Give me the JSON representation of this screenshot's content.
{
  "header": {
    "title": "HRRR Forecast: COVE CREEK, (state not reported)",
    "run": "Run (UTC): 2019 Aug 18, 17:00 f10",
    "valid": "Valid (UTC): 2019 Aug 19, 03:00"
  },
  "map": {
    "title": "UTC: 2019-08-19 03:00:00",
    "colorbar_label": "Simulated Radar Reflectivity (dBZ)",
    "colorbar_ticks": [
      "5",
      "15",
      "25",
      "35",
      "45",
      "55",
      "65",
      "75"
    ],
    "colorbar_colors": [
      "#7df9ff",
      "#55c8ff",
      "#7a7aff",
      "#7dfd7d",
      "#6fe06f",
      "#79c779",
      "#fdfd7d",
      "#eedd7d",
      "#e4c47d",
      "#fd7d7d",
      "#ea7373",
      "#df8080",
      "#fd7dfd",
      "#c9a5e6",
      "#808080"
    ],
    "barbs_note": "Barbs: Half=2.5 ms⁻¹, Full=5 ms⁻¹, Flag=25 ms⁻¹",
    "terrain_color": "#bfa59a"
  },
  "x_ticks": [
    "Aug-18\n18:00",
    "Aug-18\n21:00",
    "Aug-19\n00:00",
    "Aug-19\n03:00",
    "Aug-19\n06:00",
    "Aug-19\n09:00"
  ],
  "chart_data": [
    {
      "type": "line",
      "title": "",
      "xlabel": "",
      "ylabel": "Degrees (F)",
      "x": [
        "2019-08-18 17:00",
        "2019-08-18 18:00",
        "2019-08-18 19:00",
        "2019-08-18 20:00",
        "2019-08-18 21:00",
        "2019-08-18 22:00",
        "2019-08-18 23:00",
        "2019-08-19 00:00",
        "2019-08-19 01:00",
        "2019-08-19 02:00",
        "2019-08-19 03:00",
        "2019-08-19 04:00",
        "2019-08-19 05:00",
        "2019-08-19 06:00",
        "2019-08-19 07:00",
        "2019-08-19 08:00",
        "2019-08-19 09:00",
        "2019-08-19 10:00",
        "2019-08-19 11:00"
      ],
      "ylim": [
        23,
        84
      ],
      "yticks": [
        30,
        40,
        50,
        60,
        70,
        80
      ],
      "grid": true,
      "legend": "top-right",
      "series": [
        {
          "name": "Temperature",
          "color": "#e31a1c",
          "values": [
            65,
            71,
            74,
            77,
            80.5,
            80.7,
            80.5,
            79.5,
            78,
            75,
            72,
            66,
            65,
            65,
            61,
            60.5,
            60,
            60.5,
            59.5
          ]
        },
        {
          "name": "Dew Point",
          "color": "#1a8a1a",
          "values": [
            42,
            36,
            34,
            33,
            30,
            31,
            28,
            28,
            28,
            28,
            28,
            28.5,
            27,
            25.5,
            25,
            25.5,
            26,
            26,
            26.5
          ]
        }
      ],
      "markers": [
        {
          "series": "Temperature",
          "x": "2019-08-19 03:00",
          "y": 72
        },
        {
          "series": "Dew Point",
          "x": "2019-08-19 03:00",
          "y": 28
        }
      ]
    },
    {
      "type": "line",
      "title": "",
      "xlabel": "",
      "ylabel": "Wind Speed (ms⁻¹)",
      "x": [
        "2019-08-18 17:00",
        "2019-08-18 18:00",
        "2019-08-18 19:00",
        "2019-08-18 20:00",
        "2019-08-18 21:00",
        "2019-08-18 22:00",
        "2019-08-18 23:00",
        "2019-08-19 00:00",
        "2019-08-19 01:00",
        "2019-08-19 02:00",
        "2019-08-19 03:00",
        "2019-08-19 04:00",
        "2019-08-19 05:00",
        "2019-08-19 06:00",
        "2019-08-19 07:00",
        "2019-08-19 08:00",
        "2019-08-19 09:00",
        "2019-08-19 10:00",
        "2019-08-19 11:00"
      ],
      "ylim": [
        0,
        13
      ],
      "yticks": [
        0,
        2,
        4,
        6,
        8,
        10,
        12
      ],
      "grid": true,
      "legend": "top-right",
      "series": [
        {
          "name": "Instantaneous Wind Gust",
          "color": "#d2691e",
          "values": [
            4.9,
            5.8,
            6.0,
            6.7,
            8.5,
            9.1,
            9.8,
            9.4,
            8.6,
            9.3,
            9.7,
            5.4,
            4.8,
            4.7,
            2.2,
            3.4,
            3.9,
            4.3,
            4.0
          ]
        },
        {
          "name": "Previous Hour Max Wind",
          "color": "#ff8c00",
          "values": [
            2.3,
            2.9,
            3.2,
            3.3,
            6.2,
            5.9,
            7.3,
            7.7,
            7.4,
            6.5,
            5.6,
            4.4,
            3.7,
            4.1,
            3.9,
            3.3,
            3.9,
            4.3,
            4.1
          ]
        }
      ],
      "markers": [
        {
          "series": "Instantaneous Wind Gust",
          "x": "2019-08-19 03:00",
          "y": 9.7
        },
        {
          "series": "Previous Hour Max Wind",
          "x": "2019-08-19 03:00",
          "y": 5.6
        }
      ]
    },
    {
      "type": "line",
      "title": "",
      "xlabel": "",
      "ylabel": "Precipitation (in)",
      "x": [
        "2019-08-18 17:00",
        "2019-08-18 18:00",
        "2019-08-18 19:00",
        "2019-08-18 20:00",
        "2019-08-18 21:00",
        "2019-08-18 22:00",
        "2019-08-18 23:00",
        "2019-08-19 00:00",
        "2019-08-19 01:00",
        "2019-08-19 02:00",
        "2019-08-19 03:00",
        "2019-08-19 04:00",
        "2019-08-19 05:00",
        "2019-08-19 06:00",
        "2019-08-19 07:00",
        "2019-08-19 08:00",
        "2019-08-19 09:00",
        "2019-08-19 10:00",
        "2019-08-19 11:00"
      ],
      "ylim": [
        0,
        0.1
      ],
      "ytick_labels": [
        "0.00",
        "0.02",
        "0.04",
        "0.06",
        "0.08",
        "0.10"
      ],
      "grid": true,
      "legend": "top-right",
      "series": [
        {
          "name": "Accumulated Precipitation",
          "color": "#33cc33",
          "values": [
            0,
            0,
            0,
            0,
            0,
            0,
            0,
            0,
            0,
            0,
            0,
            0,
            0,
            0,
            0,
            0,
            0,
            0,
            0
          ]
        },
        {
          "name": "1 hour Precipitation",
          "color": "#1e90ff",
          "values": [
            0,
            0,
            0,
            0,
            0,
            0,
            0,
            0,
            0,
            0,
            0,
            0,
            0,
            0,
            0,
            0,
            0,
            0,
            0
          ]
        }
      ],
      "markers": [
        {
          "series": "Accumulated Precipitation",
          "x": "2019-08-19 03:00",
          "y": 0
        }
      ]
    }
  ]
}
==
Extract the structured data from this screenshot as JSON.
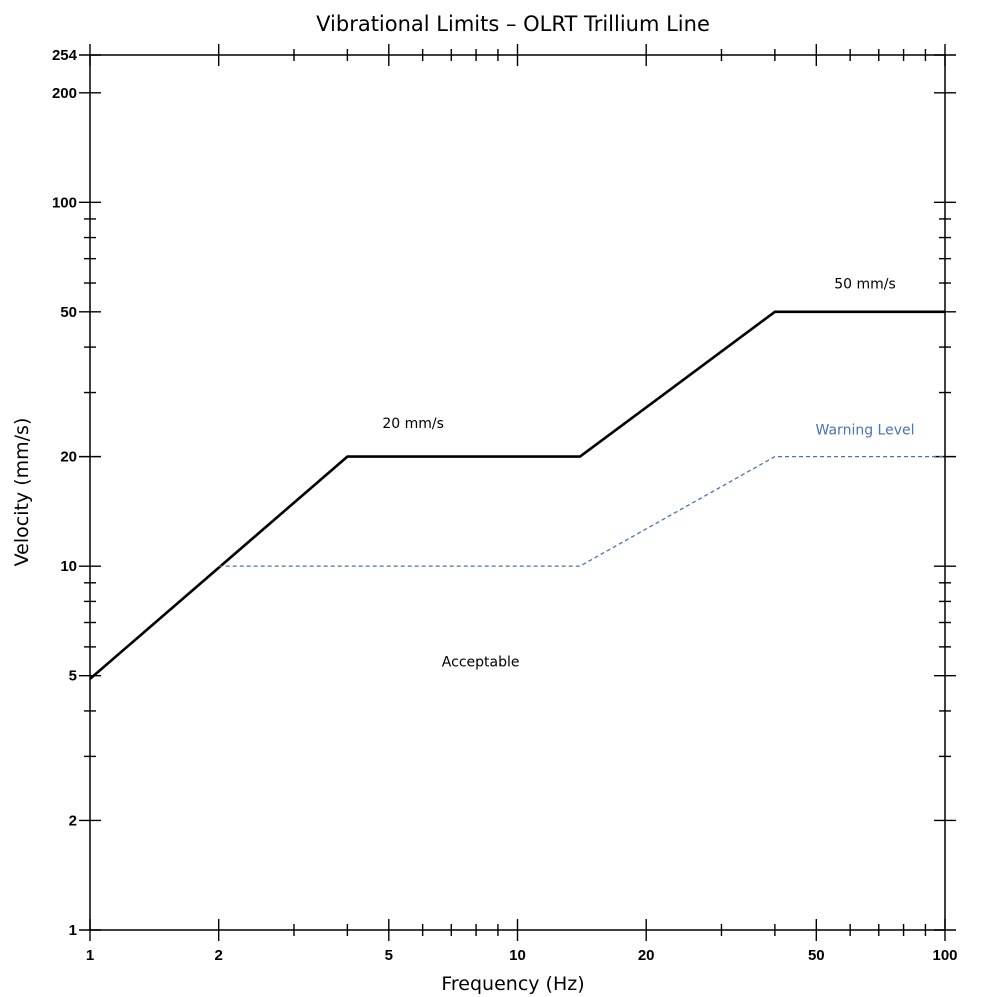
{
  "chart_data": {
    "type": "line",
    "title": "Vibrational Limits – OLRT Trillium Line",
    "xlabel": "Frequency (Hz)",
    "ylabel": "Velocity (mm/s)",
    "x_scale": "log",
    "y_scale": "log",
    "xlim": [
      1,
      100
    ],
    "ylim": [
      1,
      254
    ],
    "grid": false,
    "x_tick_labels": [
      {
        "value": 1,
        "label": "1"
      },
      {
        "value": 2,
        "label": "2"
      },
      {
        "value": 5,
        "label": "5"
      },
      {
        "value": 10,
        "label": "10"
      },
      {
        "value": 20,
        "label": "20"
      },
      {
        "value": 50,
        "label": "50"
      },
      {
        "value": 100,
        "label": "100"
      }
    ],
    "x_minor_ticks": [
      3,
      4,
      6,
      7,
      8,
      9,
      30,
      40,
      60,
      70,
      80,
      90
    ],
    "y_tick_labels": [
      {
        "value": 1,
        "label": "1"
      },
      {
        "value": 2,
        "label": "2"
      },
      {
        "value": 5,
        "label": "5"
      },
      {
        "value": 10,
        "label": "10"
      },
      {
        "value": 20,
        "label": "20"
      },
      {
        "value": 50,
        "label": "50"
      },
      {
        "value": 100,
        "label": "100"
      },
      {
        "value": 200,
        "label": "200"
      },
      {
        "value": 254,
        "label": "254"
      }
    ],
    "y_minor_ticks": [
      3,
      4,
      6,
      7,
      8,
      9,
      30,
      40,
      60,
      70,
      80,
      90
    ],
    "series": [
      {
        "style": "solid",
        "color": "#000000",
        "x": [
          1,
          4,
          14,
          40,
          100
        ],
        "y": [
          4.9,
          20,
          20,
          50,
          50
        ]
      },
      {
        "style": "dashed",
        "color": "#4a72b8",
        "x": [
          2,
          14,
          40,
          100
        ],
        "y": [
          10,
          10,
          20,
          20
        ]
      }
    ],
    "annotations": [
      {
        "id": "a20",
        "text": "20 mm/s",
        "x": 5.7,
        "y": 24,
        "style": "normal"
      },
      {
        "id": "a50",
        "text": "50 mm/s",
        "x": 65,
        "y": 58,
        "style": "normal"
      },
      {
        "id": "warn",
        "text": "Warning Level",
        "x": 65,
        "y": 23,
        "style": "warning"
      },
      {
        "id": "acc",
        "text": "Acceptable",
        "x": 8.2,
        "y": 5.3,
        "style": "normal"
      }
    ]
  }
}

• _DIRECTIVE_
Show each line in the entries that holds the string "name".

• _FINAL ANSWER_
          "name": "Temperature",
          "name": "Dew Point",
          "name": "Instantaneous Wind Gust",
          "name": "Previous Hour Max Wind",
          "name": "Accumulated Precipitation",
          "name": "1 hour Precipitation",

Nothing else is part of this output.